Short problem ::
Repeat every entry in the listing below, exactly.

Material to process ::
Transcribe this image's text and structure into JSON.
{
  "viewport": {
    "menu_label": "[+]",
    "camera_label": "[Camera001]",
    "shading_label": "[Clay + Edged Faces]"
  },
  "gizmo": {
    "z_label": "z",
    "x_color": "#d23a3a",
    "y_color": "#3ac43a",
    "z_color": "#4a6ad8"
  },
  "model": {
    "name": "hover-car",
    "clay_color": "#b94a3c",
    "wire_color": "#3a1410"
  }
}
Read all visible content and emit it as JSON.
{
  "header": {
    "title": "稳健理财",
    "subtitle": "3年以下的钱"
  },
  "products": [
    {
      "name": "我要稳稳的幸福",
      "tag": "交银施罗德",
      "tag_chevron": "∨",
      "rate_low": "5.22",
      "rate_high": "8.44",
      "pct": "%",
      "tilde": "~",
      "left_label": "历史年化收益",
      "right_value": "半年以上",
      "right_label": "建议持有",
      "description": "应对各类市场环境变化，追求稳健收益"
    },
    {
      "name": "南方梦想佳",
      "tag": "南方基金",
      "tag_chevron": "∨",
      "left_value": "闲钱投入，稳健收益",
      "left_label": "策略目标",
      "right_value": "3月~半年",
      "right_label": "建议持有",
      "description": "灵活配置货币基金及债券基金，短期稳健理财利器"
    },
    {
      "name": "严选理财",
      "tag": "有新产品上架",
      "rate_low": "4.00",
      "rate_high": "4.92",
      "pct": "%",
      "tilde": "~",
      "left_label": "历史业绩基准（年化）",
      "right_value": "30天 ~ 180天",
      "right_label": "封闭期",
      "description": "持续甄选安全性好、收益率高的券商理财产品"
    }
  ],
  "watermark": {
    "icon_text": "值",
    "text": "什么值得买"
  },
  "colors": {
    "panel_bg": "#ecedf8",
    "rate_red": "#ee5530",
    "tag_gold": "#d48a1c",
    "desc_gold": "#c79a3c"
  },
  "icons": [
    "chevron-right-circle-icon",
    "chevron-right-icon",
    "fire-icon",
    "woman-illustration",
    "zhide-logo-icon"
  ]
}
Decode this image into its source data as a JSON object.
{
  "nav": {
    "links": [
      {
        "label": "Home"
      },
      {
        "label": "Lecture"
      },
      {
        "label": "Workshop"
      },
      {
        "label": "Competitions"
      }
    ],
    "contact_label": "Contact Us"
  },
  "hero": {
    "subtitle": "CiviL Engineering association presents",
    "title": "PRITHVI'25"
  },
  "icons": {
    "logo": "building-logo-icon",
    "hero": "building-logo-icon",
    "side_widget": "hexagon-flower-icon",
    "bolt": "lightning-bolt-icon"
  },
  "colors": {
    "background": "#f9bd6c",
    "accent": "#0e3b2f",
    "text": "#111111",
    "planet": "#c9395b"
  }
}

Exercise response ::
Transcribe this image's text and structure into JSON.
{
  "viewport": {
    "menu_label": "[+]",
    "camera_label": "[Camera001]",
    "shading_label": "[Clay + Edged Faces]"
  },
  "gizmo": {
    "z_label": "z",
    "x_color": "#d23a3a",
    "y_color": "#3ac43a",
    "z_color": "#4a6ad8"
  },
  "model": {
    "name": "hover-car",
    "clay_color": "#b94a3c",
    "wire_color": "#3a1410"
  }
}
Read all visible content and emit it as JSON.
{
  "header": {
    "title": "稳健理财",
    "subtitle": "3年以下的钱"
  },
  "products": [
    {
      "name": "我要稳稳的幸福",
      "tag": "交银施罗德",
      "tag_chevron": "∨",
      "rate_low": "5.22",
      "rate_high": "8.44",
      "pct": "%",
      "tilde": "~",
      "left_label": "历史年化收益",
      "right_value": "半年以上",
      "right_label": "建议持有",
      "description": "应对各类市场环境变化，追求稳健收益"
    },
    {
      "name": "南方梦想佳",
      "tag": "南方基金",
      "tag_chevron": "∨",
      "left_value": "闲钱投入，稳健收益",
      "left_label": "策略目标",
      "right_value": "3月~半年",
      "right_label": "建议持有",
      "description": "灵活配置货币基金及债券基金，短期稳健理财利器"
    },
    {
      "name": "严选理财",
      "tag": "有新产品上架",
      "rate_low": "4.00",
      "rate_high": "4.92",
      "pct": "%",
      "tilde": "~",
      "left_label": "历史业绩基准（年化）",
      "right_value": "30天 ~ 180天",
      "right_label": "封闭期",
      "description": "持续甄选安全性好、收益率高的券商理财产品"
    }
  ],
  "watermark": {
    "icon_text": "值",
    "text": "什么值得买"
  },
  "colors": {
    "panel_bg": "#ecedf8",
    "rate_red": "#ee5530",
    "tag_gold": "#d48a1c",
    "desc_gold": "#c79a3c"
  },
  "icons": [
    "chevron-right-circle-icon",
    "chevron-right-icon",
    "fire-icon",
    "woman-illustration",
    "zhide-logo-icon"
  ]
}
Decode this image into its source data as a JSON object.
{
  "nav": {
    "links": [
      {
        "label": "Home"
      },
      {
        "label": "Lecture"
      },
      {
        "label": "Workshop"
      },
      {
        "label": "Competitions"
      }
    ],
    "contact_label": "Contact Us"
  },
  "hero": {
    "subtitle": "CiviL Engineering association presents",
    "title": "PRITHVI'25"
  },
  "icons": {
    "logo": "building-logo-icon",
    "hero": "building-logo-icon",
    "side_widget": "hexagon-flower-icon",
    "bolt": "lightning-bolt-icon"
  },
  "colors": {
    "background": "#f9bd6c",
    "accent": "#0e3b2f",
    "text": "#111111",
    "planet": "#c9395b"
  }
}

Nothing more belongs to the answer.